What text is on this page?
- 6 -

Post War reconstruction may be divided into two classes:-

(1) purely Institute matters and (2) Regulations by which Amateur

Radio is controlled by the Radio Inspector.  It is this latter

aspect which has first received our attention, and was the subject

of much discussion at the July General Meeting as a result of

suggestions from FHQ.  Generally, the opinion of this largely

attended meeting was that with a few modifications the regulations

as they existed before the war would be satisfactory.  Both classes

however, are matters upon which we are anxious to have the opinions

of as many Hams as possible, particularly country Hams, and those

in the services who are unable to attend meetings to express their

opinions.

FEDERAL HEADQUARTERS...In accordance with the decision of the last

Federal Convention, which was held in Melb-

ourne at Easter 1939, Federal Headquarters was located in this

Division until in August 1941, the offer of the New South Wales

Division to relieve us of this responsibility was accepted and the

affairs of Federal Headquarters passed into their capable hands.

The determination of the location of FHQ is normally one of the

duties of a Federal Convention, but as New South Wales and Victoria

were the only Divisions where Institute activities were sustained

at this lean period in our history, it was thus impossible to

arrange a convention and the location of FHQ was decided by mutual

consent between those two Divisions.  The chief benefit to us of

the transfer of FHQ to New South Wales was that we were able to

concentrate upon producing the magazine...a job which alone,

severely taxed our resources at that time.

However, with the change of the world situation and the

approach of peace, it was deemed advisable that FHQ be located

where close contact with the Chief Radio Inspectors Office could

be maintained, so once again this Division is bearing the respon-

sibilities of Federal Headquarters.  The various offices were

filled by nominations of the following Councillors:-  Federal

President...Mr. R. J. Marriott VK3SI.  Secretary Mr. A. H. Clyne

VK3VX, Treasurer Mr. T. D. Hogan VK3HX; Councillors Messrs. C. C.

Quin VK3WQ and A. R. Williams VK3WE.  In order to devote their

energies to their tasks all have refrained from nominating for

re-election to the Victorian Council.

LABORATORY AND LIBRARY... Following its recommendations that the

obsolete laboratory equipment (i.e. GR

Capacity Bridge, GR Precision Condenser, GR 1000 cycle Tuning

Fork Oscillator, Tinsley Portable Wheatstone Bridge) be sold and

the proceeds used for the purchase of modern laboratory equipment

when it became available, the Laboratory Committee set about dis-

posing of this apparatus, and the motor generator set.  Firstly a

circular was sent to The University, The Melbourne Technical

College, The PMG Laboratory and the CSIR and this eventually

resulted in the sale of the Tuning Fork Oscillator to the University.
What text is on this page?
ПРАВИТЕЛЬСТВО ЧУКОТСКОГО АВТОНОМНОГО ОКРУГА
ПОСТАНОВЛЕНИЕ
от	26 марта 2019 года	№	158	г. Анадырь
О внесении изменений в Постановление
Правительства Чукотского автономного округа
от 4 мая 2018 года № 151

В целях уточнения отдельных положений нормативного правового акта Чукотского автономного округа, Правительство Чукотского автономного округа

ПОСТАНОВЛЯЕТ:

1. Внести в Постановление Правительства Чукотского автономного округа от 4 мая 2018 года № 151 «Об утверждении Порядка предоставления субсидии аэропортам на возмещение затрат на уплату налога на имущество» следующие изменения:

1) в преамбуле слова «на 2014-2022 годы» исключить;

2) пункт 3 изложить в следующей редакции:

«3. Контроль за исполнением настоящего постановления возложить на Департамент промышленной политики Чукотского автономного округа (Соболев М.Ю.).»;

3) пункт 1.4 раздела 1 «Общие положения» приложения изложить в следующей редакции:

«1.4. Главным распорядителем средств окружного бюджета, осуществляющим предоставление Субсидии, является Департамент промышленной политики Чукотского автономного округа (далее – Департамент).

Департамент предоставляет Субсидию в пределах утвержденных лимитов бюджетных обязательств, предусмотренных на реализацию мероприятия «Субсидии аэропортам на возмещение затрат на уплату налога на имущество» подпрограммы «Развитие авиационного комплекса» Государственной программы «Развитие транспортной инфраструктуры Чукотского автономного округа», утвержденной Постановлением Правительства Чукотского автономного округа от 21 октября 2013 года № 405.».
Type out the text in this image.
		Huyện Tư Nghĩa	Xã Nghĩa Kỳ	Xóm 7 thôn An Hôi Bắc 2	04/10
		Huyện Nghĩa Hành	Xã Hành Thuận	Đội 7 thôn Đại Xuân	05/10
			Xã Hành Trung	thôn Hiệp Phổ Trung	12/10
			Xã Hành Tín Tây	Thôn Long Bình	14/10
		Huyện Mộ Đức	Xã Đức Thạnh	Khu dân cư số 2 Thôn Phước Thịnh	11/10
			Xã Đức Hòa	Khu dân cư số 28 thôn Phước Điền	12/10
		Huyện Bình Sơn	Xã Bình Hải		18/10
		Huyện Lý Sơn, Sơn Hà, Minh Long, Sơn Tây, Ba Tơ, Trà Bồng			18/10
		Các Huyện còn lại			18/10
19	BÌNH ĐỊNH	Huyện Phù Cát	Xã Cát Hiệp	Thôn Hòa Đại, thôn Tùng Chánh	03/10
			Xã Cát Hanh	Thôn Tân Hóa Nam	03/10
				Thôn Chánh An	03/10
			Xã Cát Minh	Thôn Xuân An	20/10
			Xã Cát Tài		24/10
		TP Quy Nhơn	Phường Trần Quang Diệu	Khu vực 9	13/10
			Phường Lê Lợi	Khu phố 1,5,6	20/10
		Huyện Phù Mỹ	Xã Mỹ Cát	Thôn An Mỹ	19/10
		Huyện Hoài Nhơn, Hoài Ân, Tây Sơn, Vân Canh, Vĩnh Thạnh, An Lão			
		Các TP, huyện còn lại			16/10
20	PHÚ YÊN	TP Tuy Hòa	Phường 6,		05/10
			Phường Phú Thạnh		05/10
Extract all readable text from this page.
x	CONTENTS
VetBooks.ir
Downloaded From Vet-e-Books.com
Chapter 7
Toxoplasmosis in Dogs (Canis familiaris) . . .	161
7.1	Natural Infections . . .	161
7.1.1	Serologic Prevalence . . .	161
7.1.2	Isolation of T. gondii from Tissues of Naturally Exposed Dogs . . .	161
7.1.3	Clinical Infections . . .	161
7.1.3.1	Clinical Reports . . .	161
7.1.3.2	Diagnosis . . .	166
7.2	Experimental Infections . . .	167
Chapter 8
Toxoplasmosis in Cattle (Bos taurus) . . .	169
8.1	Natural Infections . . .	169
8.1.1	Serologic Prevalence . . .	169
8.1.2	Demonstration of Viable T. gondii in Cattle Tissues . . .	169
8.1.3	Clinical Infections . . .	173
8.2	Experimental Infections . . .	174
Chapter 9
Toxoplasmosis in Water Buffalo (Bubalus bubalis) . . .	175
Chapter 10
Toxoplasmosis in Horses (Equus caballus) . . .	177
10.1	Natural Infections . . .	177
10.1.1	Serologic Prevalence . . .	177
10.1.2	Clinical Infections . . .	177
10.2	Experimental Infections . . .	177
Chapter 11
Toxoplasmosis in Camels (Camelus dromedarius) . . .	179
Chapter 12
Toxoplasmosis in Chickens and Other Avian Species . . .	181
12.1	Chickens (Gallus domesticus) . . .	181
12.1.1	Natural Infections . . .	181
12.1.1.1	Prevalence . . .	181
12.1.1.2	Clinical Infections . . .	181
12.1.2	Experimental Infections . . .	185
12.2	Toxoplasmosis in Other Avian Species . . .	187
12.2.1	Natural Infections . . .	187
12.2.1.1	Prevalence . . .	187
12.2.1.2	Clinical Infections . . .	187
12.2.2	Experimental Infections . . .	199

────────────────────────────────────────

WRITTEN EXERCISE |
Locate the lines above that hold the word "пункт". Show every one of them.

FINAL ANSWER |
2) пункт 3 изложить в следующей редакции:
3) пункт 1.4 раздела 1 «Общие положения» приложения изложить в следующей редакции:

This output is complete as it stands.